** start of DATA SUPPLIED **

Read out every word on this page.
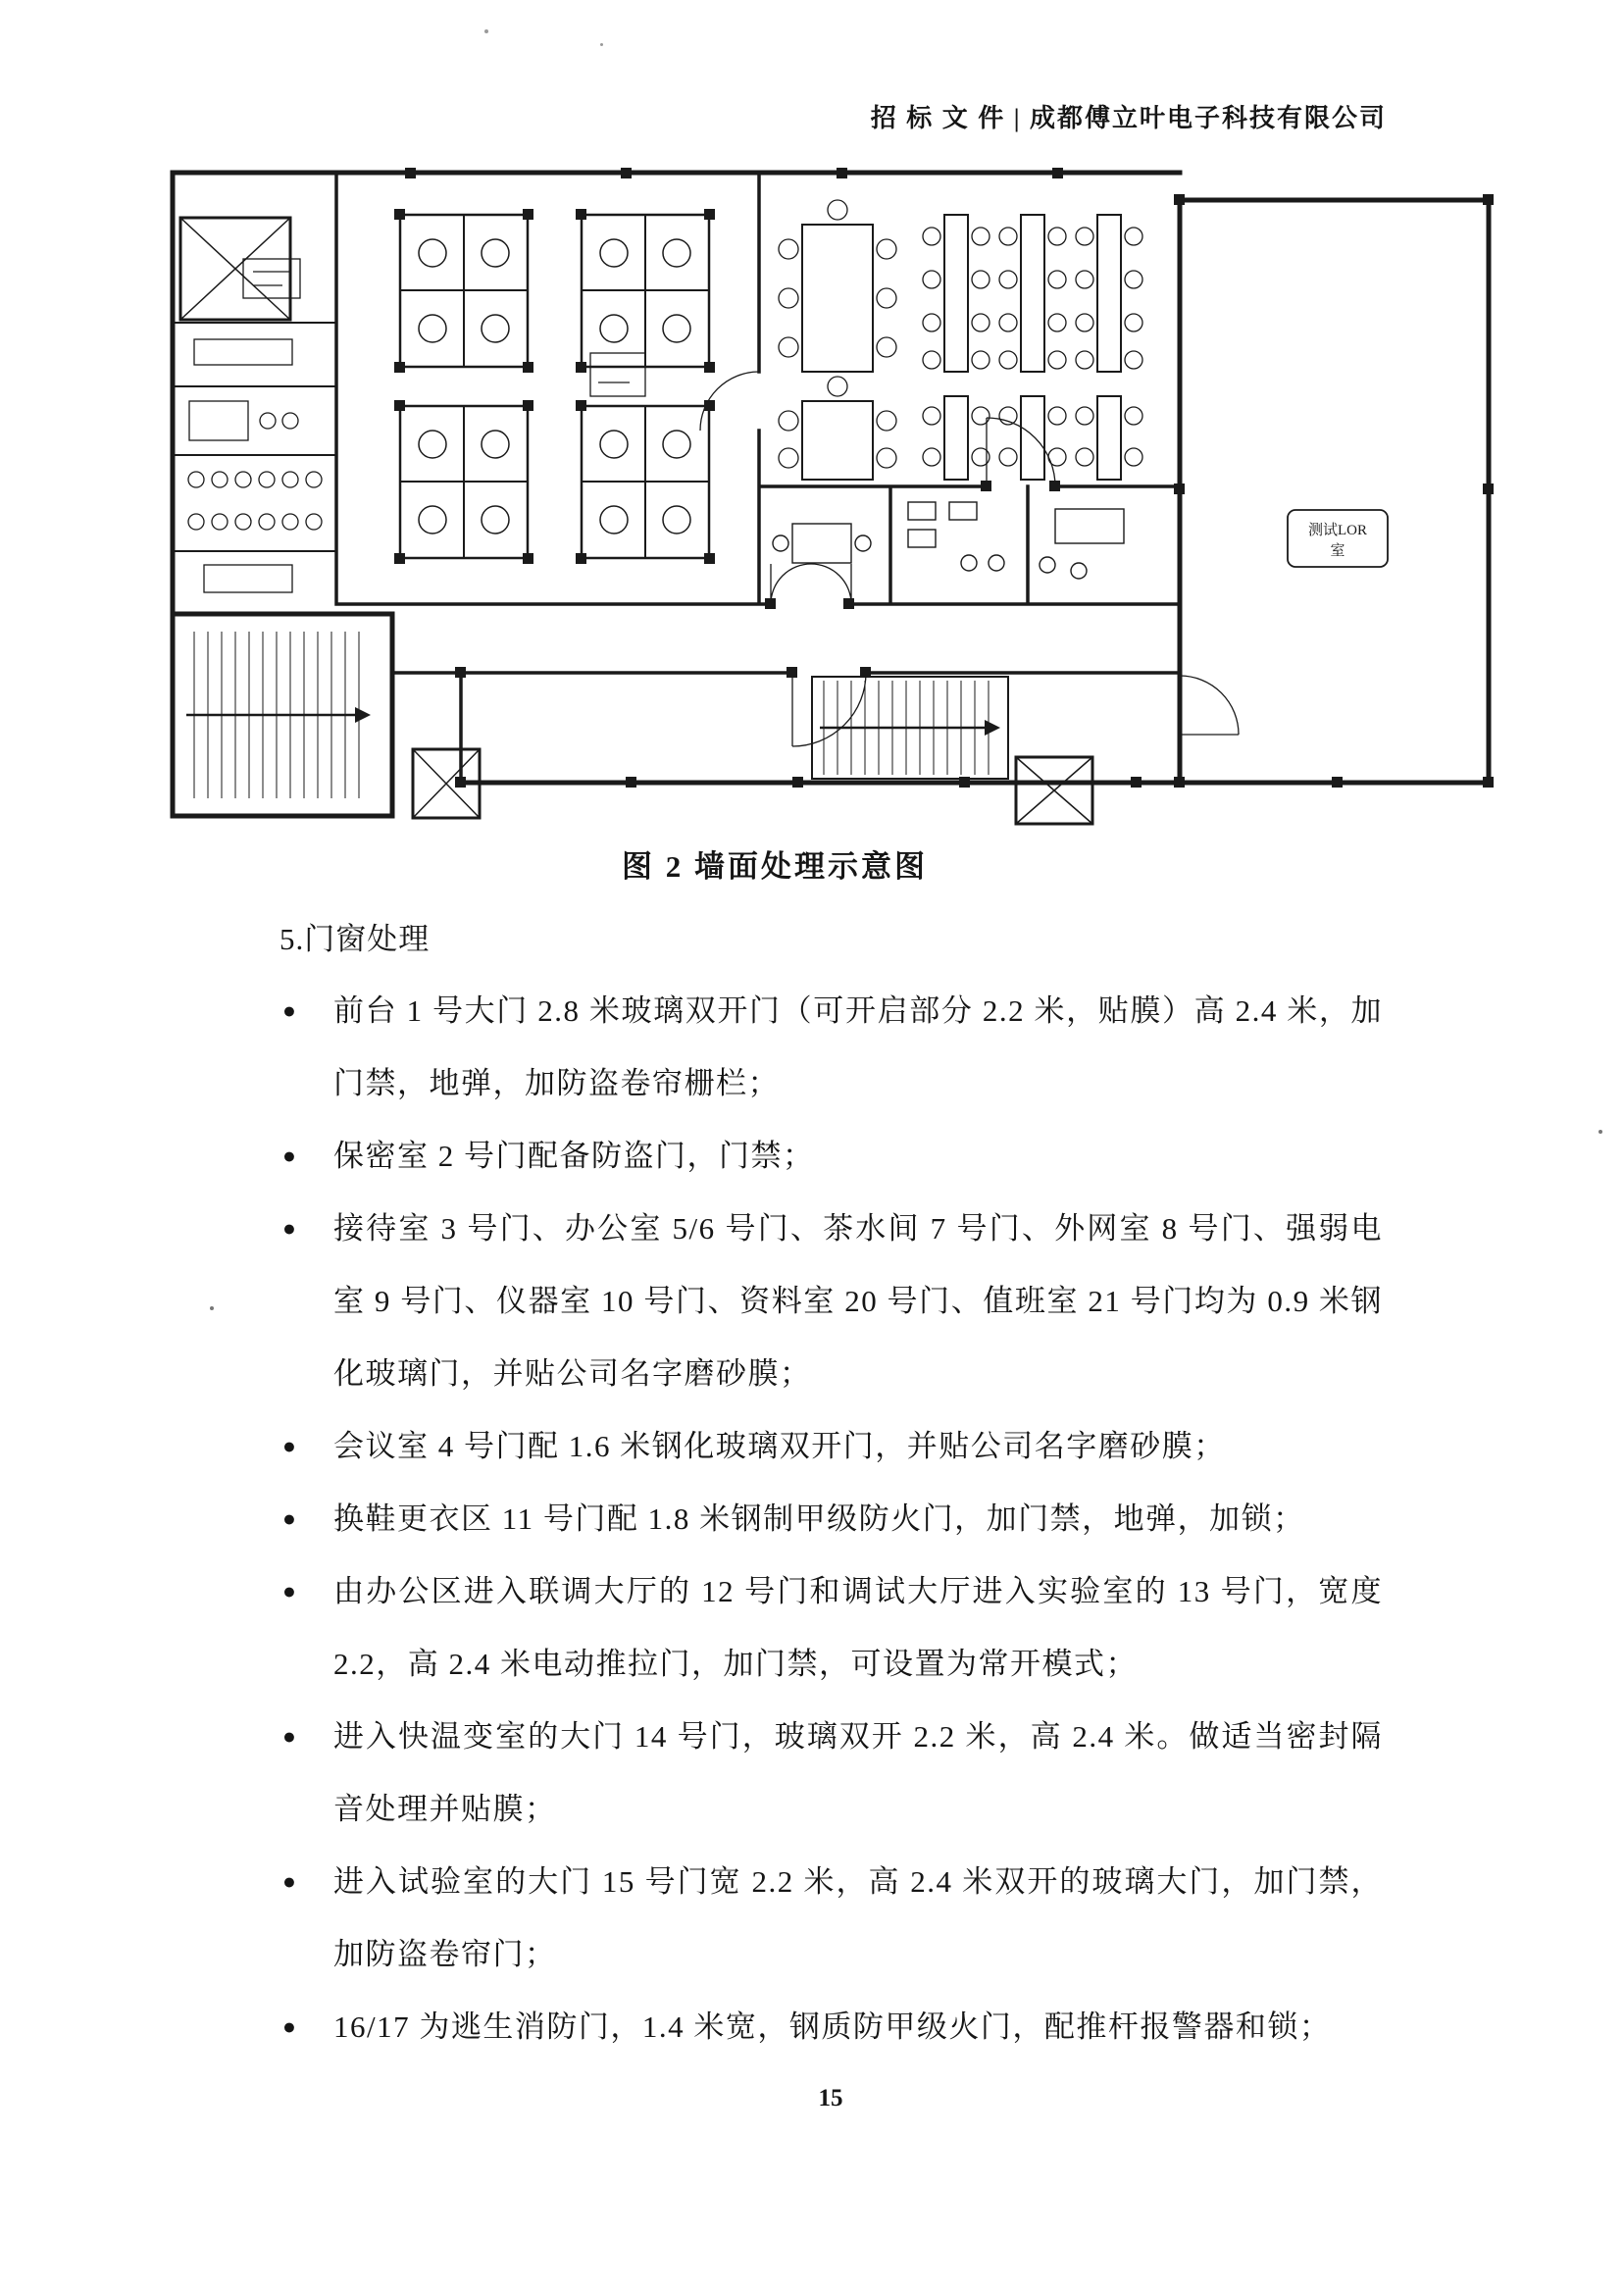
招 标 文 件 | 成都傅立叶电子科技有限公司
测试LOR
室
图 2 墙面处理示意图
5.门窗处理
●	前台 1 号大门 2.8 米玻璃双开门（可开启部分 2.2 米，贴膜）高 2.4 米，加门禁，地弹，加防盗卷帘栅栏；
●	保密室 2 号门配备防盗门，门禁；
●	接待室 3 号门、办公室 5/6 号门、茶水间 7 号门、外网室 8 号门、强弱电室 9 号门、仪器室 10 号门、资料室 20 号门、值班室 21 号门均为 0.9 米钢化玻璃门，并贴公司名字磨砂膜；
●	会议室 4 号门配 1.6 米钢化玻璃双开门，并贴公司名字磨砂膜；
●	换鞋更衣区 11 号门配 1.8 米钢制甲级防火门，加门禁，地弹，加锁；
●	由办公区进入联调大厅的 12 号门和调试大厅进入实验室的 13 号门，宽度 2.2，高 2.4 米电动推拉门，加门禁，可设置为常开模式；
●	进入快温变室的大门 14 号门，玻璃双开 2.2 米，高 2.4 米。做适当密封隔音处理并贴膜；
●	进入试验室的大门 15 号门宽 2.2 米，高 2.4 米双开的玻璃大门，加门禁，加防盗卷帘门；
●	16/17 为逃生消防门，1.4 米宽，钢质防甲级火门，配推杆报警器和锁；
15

** end of DATA SUPPLIED **
** start of DATA SUPPLIED **

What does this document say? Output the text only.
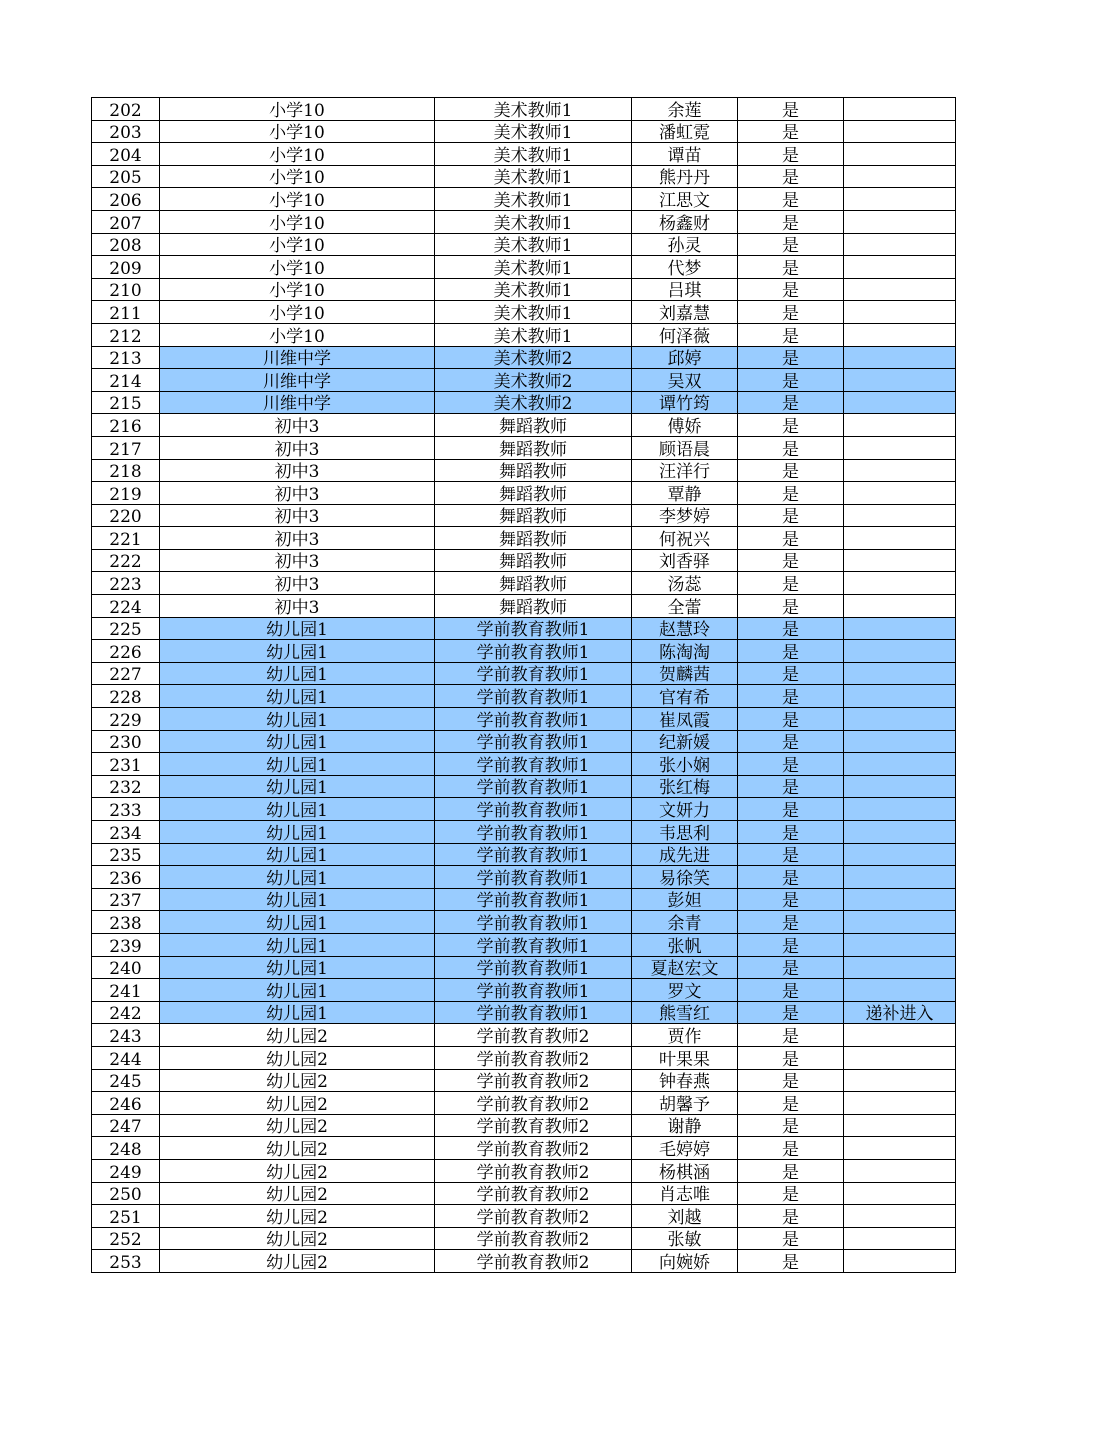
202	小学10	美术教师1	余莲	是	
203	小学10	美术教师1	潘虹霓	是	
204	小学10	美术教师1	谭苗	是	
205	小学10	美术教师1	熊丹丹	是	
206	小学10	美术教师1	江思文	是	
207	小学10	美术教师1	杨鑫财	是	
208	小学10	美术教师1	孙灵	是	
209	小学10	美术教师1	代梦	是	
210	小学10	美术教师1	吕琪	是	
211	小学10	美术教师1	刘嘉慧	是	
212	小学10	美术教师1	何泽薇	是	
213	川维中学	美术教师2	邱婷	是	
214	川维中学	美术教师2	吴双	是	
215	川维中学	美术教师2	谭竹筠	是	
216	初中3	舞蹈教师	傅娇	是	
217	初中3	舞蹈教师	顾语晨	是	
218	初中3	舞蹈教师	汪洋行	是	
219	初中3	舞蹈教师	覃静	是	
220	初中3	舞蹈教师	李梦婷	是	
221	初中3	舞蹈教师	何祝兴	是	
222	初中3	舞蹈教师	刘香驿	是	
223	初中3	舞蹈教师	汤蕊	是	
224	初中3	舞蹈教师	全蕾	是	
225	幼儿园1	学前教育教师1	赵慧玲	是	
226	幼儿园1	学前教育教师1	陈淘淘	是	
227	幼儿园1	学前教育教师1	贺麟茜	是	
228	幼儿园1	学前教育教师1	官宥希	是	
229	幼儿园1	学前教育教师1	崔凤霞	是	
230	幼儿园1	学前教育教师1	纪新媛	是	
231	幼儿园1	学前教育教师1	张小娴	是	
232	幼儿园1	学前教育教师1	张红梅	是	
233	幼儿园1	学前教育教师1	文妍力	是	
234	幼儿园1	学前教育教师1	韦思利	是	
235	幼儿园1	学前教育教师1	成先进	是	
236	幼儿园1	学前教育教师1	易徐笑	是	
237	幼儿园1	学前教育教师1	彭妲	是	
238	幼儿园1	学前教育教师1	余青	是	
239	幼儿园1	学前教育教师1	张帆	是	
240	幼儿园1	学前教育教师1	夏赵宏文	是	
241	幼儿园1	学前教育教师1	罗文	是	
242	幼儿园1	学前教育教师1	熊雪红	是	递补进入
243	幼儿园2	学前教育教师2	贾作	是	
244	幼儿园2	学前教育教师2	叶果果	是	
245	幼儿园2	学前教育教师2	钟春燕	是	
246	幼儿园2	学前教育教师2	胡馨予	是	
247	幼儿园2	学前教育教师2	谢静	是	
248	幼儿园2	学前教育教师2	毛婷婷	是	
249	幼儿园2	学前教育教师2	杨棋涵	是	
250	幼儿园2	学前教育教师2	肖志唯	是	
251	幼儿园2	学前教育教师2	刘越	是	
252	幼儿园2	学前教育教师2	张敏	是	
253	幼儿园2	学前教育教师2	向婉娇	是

** end of DATA SUPPLIED **

Collect from the data above every line that includes "this".

Read out every word on this page.
What does this document say? Output the text only.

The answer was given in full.